— begin Task input —

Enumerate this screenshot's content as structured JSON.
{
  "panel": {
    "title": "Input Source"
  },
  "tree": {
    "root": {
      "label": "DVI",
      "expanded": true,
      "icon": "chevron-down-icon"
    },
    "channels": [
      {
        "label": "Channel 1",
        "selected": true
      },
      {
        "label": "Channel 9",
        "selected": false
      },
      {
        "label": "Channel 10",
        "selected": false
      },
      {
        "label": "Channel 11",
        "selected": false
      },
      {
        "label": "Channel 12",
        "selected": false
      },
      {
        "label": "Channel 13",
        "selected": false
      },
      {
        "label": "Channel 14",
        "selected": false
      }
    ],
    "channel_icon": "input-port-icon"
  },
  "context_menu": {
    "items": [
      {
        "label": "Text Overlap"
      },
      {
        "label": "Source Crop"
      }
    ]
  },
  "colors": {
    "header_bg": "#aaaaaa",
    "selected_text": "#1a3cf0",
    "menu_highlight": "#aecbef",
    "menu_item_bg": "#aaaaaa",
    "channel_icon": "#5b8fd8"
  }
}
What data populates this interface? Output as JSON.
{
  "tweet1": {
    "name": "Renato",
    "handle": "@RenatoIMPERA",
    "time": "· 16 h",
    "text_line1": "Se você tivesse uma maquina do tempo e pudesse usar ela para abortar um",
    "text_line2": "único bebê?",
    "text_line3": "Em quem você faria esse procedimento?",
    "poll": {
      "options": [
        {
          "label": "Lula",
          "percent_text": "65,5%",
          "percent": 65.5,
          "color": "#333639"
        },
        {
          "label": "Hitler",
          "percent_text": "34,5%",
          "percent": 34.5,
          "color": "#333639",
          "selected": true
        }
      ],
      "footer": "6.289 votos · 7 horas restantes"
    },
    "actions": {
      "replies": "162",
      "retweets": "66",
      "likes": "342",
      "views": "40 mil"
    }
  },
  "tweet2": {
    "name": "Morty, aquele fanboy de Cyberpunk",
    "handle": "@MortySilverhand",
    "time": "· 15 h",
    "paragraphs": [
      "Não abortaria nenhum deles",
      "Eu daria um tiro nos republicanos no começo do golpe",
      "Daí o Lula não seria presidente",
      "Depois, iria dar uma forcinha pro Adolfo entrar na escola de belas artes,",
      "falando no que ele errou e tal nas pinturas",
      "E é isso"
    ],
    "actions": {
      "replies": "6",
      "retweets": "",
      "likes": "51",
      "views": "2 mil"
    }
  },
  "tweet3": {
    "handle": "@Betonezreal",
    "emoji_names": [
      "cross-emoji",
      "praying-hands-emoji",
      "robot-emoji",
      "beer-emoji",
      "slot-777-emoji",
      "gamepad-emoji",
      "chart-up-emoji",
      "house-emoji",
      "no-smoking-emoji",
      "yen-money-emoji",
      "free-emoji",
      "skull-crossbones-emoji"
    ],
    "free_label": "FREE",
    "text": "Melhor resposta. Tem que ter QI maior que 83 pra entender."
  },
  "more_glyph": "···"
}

— end Task input —

**Stated exercise**
Transcribe the material exactly as it reads.

**Solution below**
Enumerate this screenshot's content as structured JSON.
{
  "panel": {
    "title": "Input Source"
  },
  "tree": {
    "root": {
      "label": "DVI",
      "expanded": true,
      "icon": "chevron-down-icon"
    },
    "channels": [
      {
        "label": "Channel 1",
        "selected": true
      },
      {
        "label": "Channel 9",
        "selected": false
      },
      {
        "label": "Channel 10",
        "selected": false
      },
      {
        "label": "Channel 11",
        "selected": false
      },
      {
        "label": "Channel 12",
        "selected": false
      },
      {
        "label": "Channel 13",
        "selected": false
      },
      {
        "label": "Channel 14",
        "selected": false
      }
    ],
    "channel_icon": "input-port-icon"
  },
  "context_menu": {
    "items": [
      {
        "label": "Text Overlap"
      },
      {
        "label": "Source Crop"
      }
    ]
  },
  "colors": {
    "header_bg": "#aaaaaa",
    "selected_text": "#1a3cf0",
    "menu_highlight": "#aecbef",
    "menu_item_bg": "#aaaaaa",
    "channel_icon": "#5b8fd8"
  }
}
What data populates this interface? Output as JSON.
{
  "tweet1": {
    "name": "Renato",
    "handle": "@RenatoIMPERA",
    "time": "· 16 h",
    "text_line1": "Se você tivesse uma maquina do tempo e pudesse usar ela para abortar um",
    "text_line2": "único bebê?",
    "text_line3": "Em quem você faria esse procedimento?",
    "poll": {
      "options": [
        {
          "label": "Lula",
          "percent_text": "65,5%",
          "percent": 65.5,
          "color": "#333639"
        },
        {
          "label": "Hitler",
          "percent_text": "34,5%",
          "percent": 34.5,
          "color": "#333639",
          "selected": true
        }
      ],
      "footer": "6.289 votos · 7 horas restantes"
    },
    "actions": {
      "replies": "162",
      "retweets": "66",
      "likes": "342",
      "views": "40 mil"
    }
  },
  "tweet2": {
    "name": "Morty, aquele fanboy de Cyberpunk",
    "handle": "@MortySilverhand",
    "time": "· 15 h",
    "paragraphs": [
      "Não abortaria nenhum deles",
      "Eu daria um tiro nos republicanos no começo do golpe",
      "Daí o Lula não seria presidente",
      "Depois, iria dar uma forcinha pro Adolfo entrar na escola de belas artes,",
      "falando no que ele errou e tal nas pinturas",
      "E é isso"
    ],
    "actions": {
      "replies": "6",
      "retweets": "",
      "likes": "51",
      "views": "2 mil"
    }
  },
  "tweet3": {
    "handle": "@Betonezreal",
    "emoji_names": [
      "cross-emoji",
      "praying-hands-emoji",
      "robot-emoji",
      "beer-emoji",
      "slot-777-emoji",
      "gamepad-emoji",
      "chart-up-emoji",
      "house-emoji",
      "no-smoking-emoji",
      "yen-money-emoji",
      "free-emoji",
      "skull-crossbones-emoji"
    ],
    "free_label": "FREE",
    "text": "Melhor resposta. Tem que ter QI maior que 83 pra entender."
  },
  "more_glyph": "···"
}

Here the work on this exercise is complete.